— STATED TASK —
Gather all lines from the material that contain "Output".

— DATA PROVIDED —

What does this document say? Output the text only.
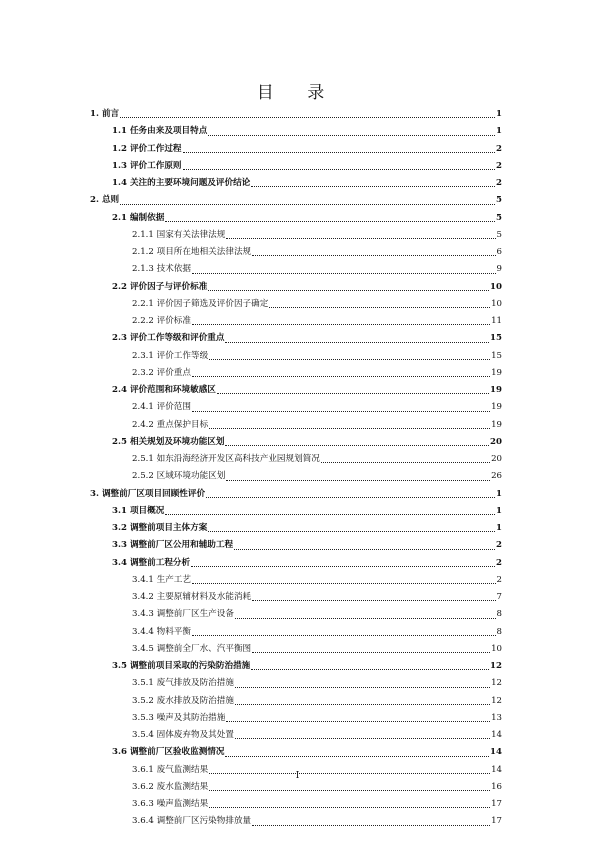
目 录
1. 前言	1
1.1 任务由来及项目特点	1
1.2 评价工作过程	2
1.3 评价工作原则	2
1.4 关注的主要环境问题及评价结论	2
2. 总则	5
2.1 编制依据	5
2.1.1 国家有关法律法规	5
2.1.2 项目所在地相关法律法规	6
2.1.3 技术依据	9
2.2 评价因子与评价标准	10
2.2.1 评价因子筛选及评价因子确定	10
2.2.2 评价标准	11
2.3 评价工作等级和评价重点	15
2.3.1 评价工作等级	15
2.3.2 评价重点	19
2.4 评价范围和环境敏感区	19
2.4.1 评价范围	19
2.4.2 重点保护目标	19
2.5 相关规划及环境功能区划	20
2.5.1 如东沿海经济开发区高科技产业园规划简况	20
2.5.2 区域环境功能区划	26
3. 调整前厂区项目回顾性评价	1
3.1 项目概况	1
3.2 调整前项目主体方案	1
3.3 调整前厂区公用和辅助工程	2
3.4 调整前工程分析	2
3.4.1 生产工艺	2
3.4.2 主要原辅材料及水能消耗	7
3.4.3 调整前厂区生产设备	8
3.4.4 物料平衡	8
3.4.5 调整前全厂水、汽平衡图	10
3.5 调整前项目采取的污染防治措施	12
3.5.1 废气排放及防治措施	12
3.5.2 废水排放及防治措施	12
3.5.3 噪声及其防治措施	13
3.5.4 固体废弃物及其处置	14
3.6 调整前厂区验收监测情况	14
3.6.1 废气监测结果	14
3.6.2 废水监测结果	16
3.6.3 噪声监测结果	17
3.6.4 调整前厂区污染物排放量	17
I
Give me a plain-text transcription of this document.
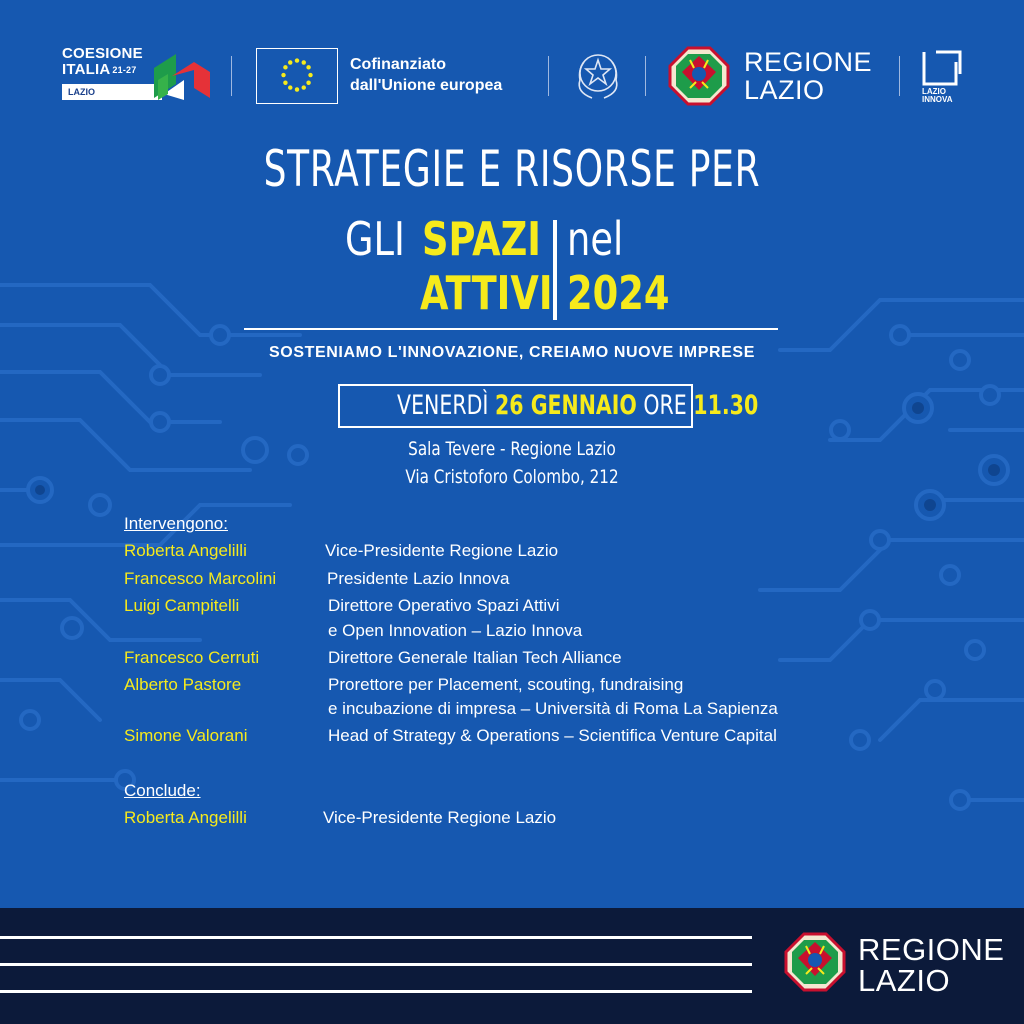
COESIONE
ITALIA $^{21-27}$
LAZIO
Cofinanziato
dall'Unione europea
REGIONE
LAZIO	LAZIO
INNOVA
STRATEGIE E RISORSE PER
GLI SPAZI nel
ATTIVI 2024
SOSTENIAMO L'INNOVAZIONE, CREIAMO NUOVE IMPRESE
VENERDÌ 26 GENNAIO ORE 11.30
Sala Tevere - Regione Lazio
Via Cristoforo Colombo, 212
Intervengono:
Roberta Angelilli	Vice-Presidente Regione Lazio
Francesco Marcolini	Presidente Lazio Innova
Luigi Campitelli	Direttore Operativo Spazi Attivi
e Open Innovation – Lazio Innova
Francesco Cerruti	Direttore Generale Italian Tech Alliance
Alberto Pastore	Prorettore per Placement, scouting, fundraising
e incubazione di impresa – Università di Roma La Sapienza
Simone Valorani	Head of Strategy & Operations – Scientifica Venture Capital
Conclude:
Roberta Angelilli	Vice-Presidente Regione Lazio
REGIONE
LAZIO
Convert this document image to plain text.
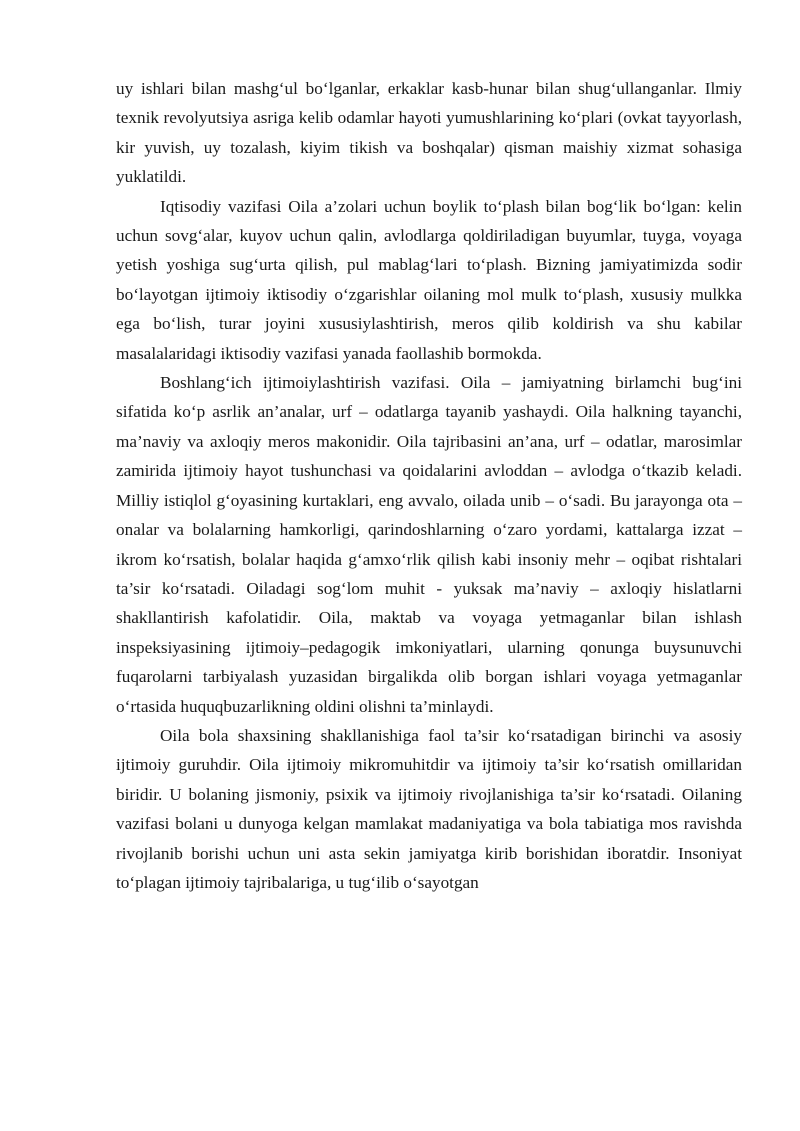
uy ishlari bilan mashg‘ul bo‘lganlar, erkaklar kasb-hunar bilan shug‘ullanganlar. Ilmiy texnik revolyutsiya asriga kelib odamlar hayoti yumushlarining ko‘plari (ovkat tayyorlash, kir yuvish, uy tozalash, kiyim tikish va boshqalar) qisman maishiy xizmat sohasiga yuklatildi.

Iqtisodiy vazifasi Oila a’zolari uchun boylik to‘plash bilan bog‘lik bo‘lgan: kelin uchun sovg‘alar, kuyov uchun qalin, avlodlarga qoldiriladigan buyumlar, tuyga, voyaga yetish yoshiga sug‘urta qilish, pul mablag‘lari to‘plash. Bizning jamiyatimizda sodir bo‘layotgan ijtimoiy iktisodiy o‘zgarishlar oilaning mol mulk to‘plash, xususiy mulkka ega bo‘lish, turar joyini xususiylashtirish, meros qilib koldirish va shu kabilar masalalaridagi iktisodiy vazifasi yanada faollashib bormokda.

Boshlang‘ich ijtimoiylashtirish vazifasi. Oila – jamiyatning birlamchi bug‘ini sifatida ko‘p asrlik an’analar, urf – odatlarga tayanib yashaydi. Oila halkning tayanchi, ma’naviy va axloqiy meros makonidir. Oila tajribasini an’ana, urf – odatlar, marosimlar zamirida ijtimoiy hayot tushunchasi va qoidalarini avloddan – avlodga o‘tkazib keladi. Milliy istiqlol g‘oyasining kurtaklari, eng avvalo, oilada unib – o‘sadi. Bu jarayonga ota – onalar va bolalarning hamkorligi, qarindoshlarning o‘zaro yordami, kattalarga izzat – ikrom ko‘rsatish, bolalar haqida g‘amxo‘rlik qilish kabi insoniy mehr – oqibat rishtalari ta’sir ko‘rsatadi. Oiladagi sog‘lom muhit - yuksak ma’naviy – axloqiy hislatlarni shakllantirish kafolatidir. Oila, maktab va voyaga yetmaganlar bilan ishlash inspeksiyasining ijtimoiy–pedagogik imkoniyatlari, ularning qonunga buysunuvchi fuqarolarni tarbiyalash yuzasidan birgalikda olib borgan ishlari voyaga yetmaganlar o‘rtasida huquqbuzarlikning oldini olishni ta’minlaydi.

Oila bola shaxsining shakllanishiga faol ta’sir ko‘rsatadigan birinchi va asosiy ijtimoiy guruhdir. Oila ijtimoiy mikromuhitdir va ijtimoiy ta’sir ko‘rsatish omillaridan biridir. U bolaning jismoniy, psixik va ijtimoiy rivojlanishiga ta’sir ko‘rsatadi. Oilaning vazifasi bolani u dunyoga kelgan mamlakat madaniyatiga va bola tabiatiga mos ravishda rivojlanib borishi uchun uni asta sekin jamiyatga kirib borishidan iboratdir. Insoniyat to‘plagan ijtimoiy tajribalariga, u tug‘ilib o‘sayotgan
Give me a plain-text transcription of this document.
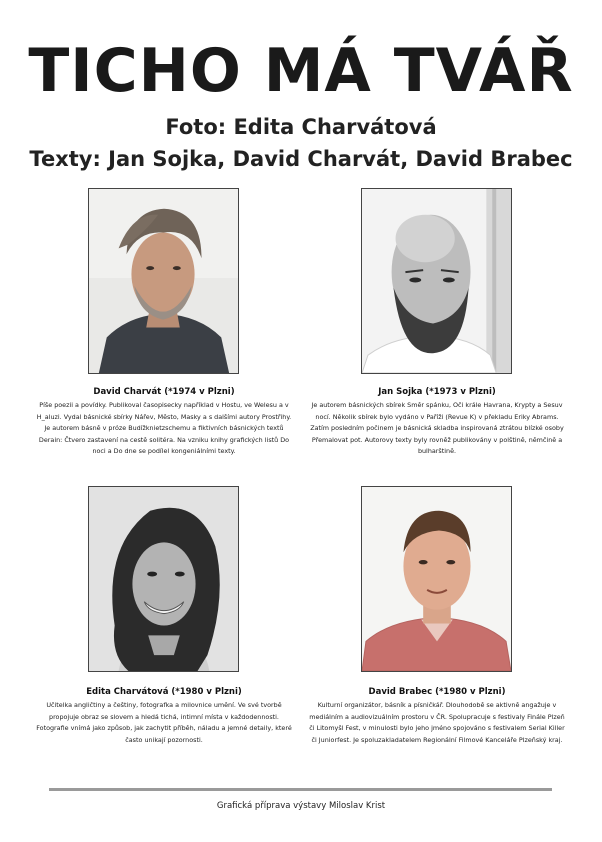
TICHO MÁ TVÁŘ
Foto: Edita Charvátová
Texty: Jan Sojka, David Charvát, David Brabec
David Charvát (*1974 v Plzni)

Píše poezii a povídky. Publikoval časopisecky například v Hostu, ve Welesu a v H_aluzi. Vydal básnické sbírky Nářev, Město, Masky a s dalšími autory Prostřihy. Je autorem básně v próze Budížknietzschemu a fiktivních básnických textů Derain: Čtvero zastavení na cestě solitéra. Na vzniku knihy grafických listů Do noci a Do dne se podílel kongeniálními texty.

Jan Sojka (*1973 v Plzni)

Je autorem básnických sbírek Směr spánku, Oči krále Havrana, Krypty a Sesuv nocí. Několik sbírek bylo vydáno v Paříži (Revue K) v překladu Eriky Abrams. Zatím posledním počinem je básnická skladba inspirovaná ztrátou blízké osoby Přemalovat pot. Autorovy texty byly rovněž publikovány v polštině, němčině a bulharštině.

Edita Charvátová (*1980 v Plzni)

Učitelka angličtiny a češtiny, fotografka a milovnice umění. Ve své tvorbě propojuje obraz se slovem a hledá tichá, intimní místa v každodennosti. Fotografie vnímá jako způsob, jak zachytit příběh, náladu a jemné detaily, které často unikají pozornosti.

David Brabec (*1980 v Plzni)

Kulturní organizátor, básník a písničkář. Dlouhodobě se aktivně angažuje v mediálním a audiovizuálním prostoru v ČR. Spolupracuje s festivaly Finále Plzeň či Litomyšl Fest, v minulosti bylo jeho jméno spojováno s festivalem Serial Killer či Juniorfest. Je spoluzakladatelem Regionální Filmové Kanceláře Plzeňský kraj.

Grafická příprava výstavy Miloslav Krist
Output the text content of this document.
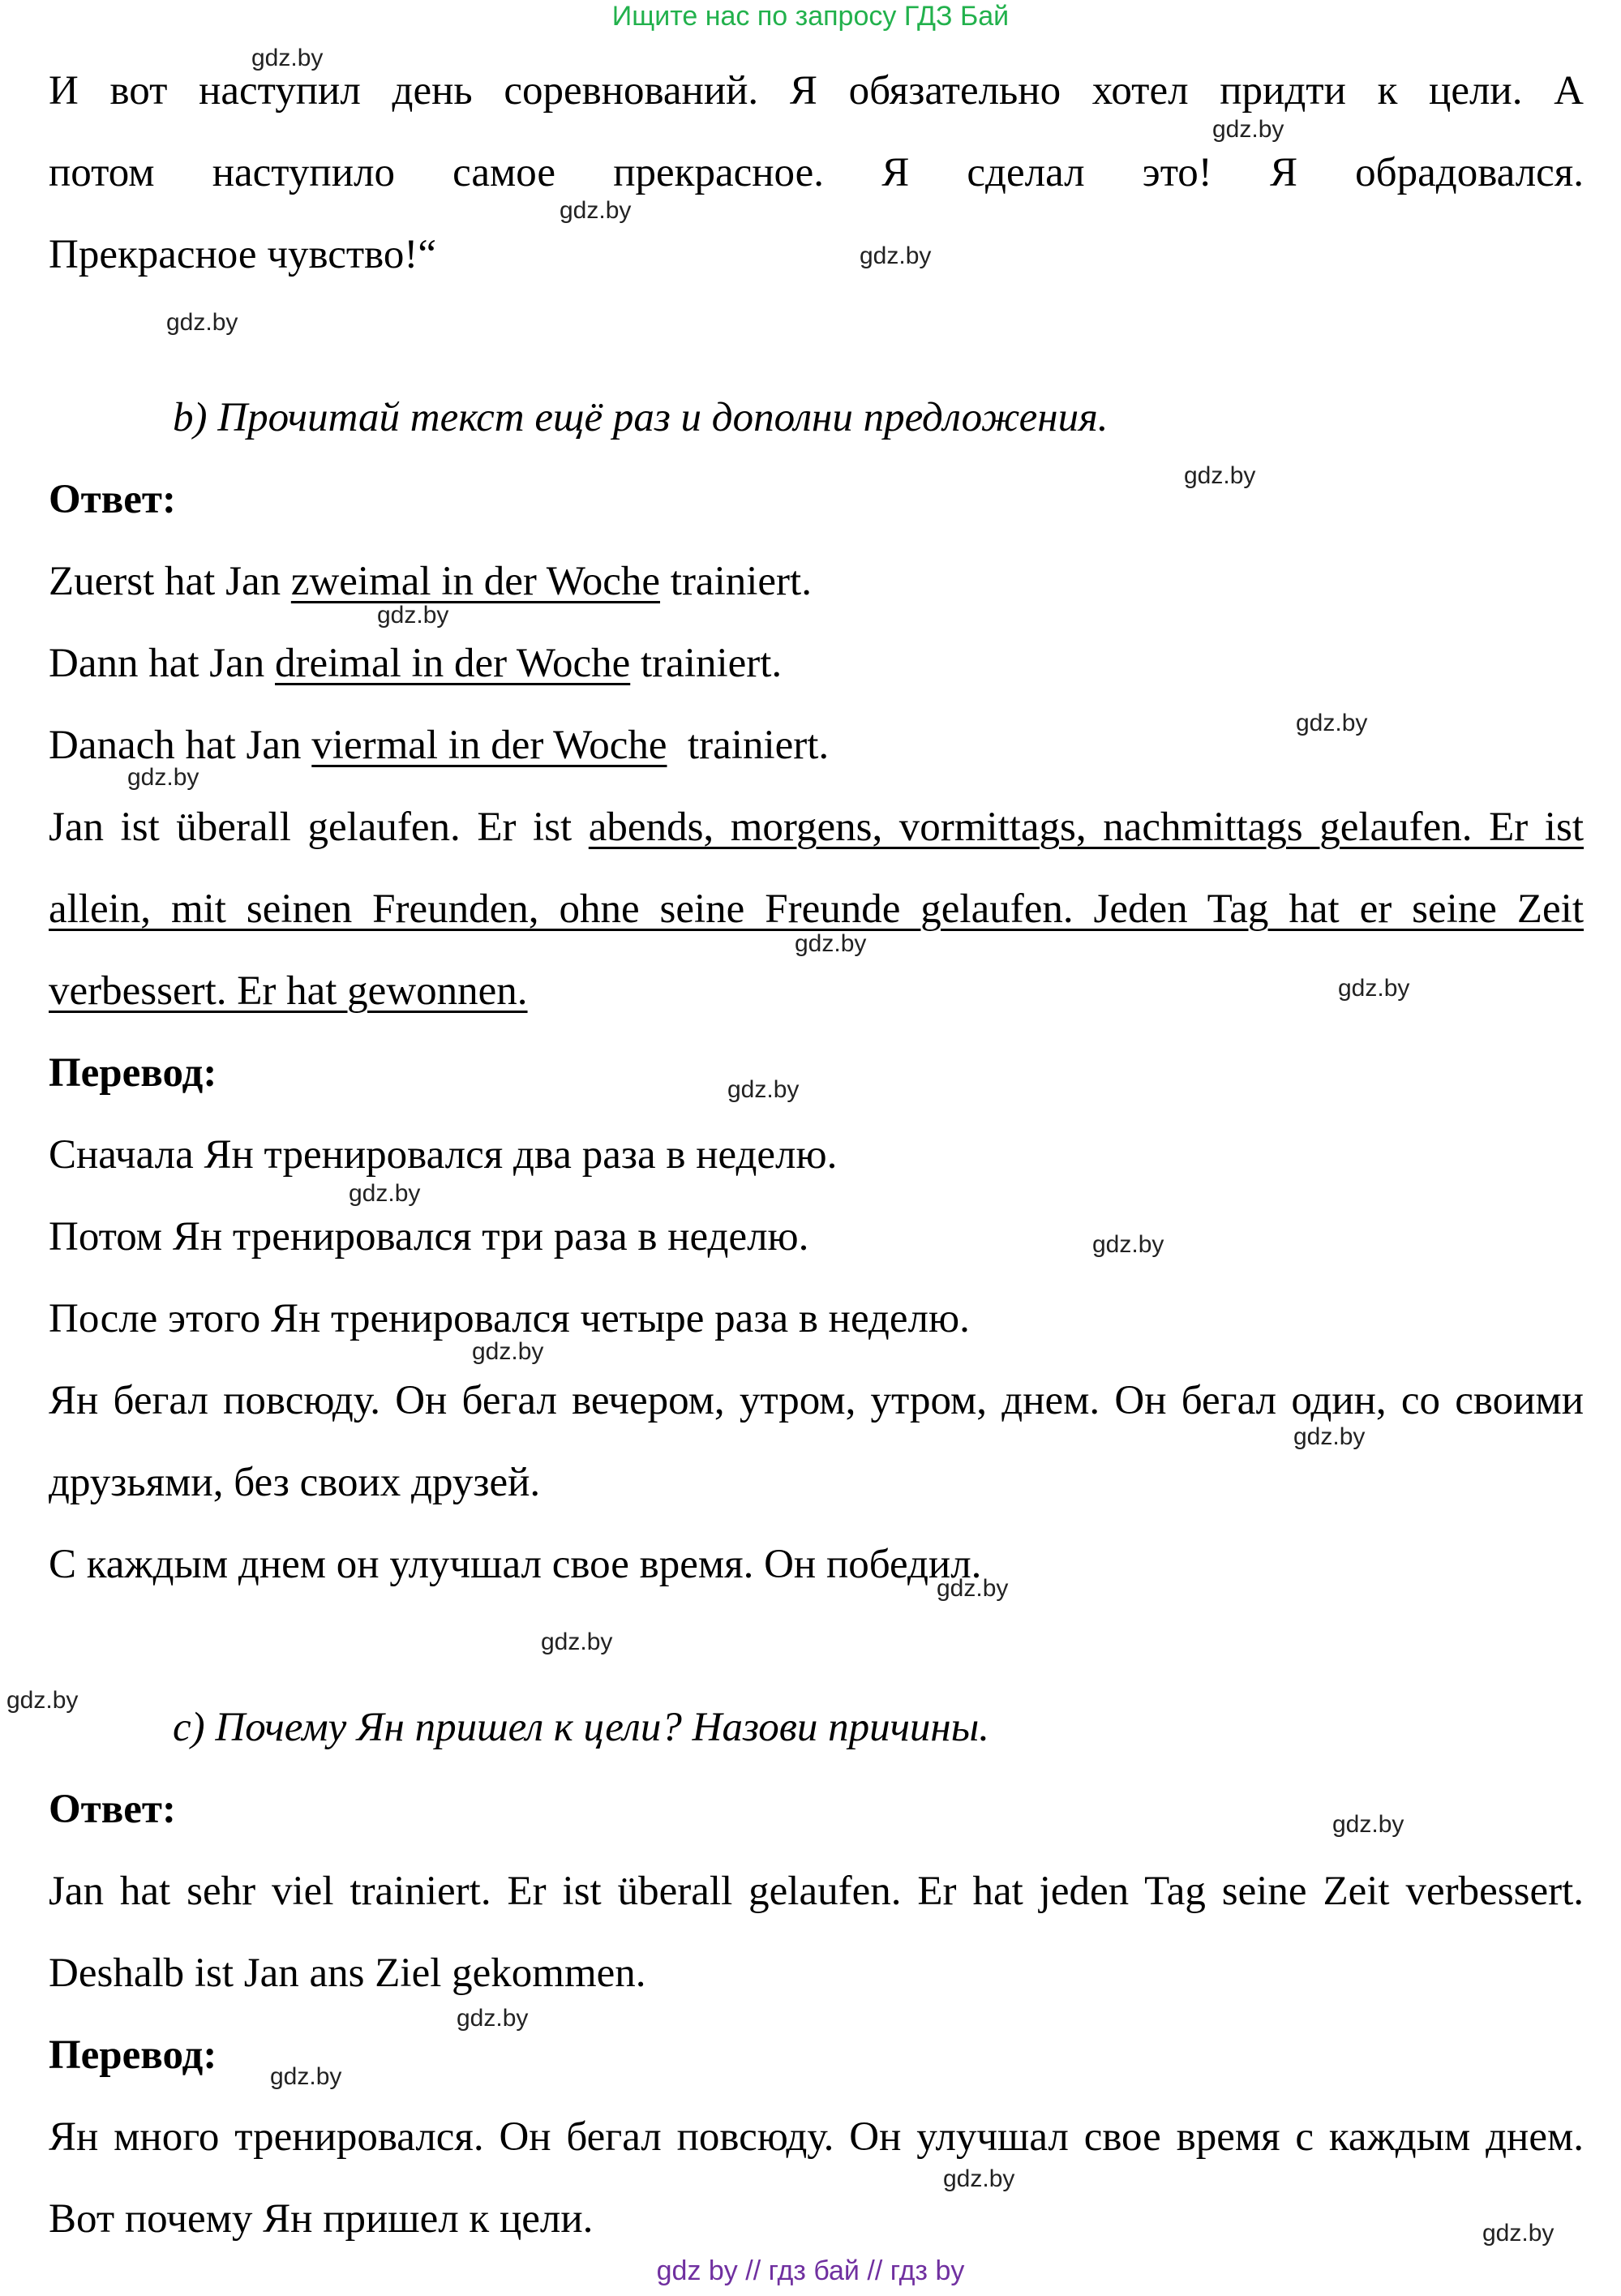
Ищите нас по запросу ГДЗ Бай
И вот наступил день соревнований. Я обязательно хотел придти к цели. А
потом наступило самое прекрасное. Я сделал это! Я обрадовался.
Прекрасное чувство!“
b) Прочитай текст ещё раз и дополни предложения.
Ответ:
Zuerst hat Jan zweimal in der Woche trainiert.
Dann hat Jan dreimal in der Woche trainiert.
Danach hat Jan viermal in der Woche  trainiert.
Jan ist überall gelaufen. Er ist abends, morgens, vormittags, nachmittags gelaufen. Er ist allein, mit seinen Freunden, ohne seine Freunde gelaufen. Jeden Tag hat er seine Zeit verbessert. Er hat gewonnen.
Перевод:
Сначала Ян тренировался два раза в неделю.
Потом Ян тренировался три раза в неделю.
После этого Ян тренировался четыре раза в неделю.
Ян бегал повсюду. Он бегал вечером, утром, утром, днем. Он бегал один, со своими друзьями, без своих друзей.
С каждым днем он улучшал свое время. Он победил.
c) Почему Ян пришел к цели? Назови причины.
Ответ:
Jan hat sehr viel trainiert. Er ist überall gelaufen. Er hat jeden Tag seine Zeit verbessert. Deshalb ist Jan ans Ziel gekommen.
Перевод:
Ян много тренировался. Он бегал повсюду. Он улучшал свое время с каждым днем. Вот почему Ян пришел к цели.
gdz.by
gdz.by
gdz.by
gdz.by
gdz.by
gdz.by
gdz.by
gdz.by
gdz.by
gdz.by
gdz.by
gdz.by
gdz.by
gdz.by
gdz.by
gdz.by
gdz.by
gdz.by
gdz.by
gdz.by
gdz.by
gdz.by
gdz.by
gdz.by
gdz by // гдз бай // гдз by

— RESULT OF THE EXERCISE —
What does this document say? Output the text only.
Output the text content of this document.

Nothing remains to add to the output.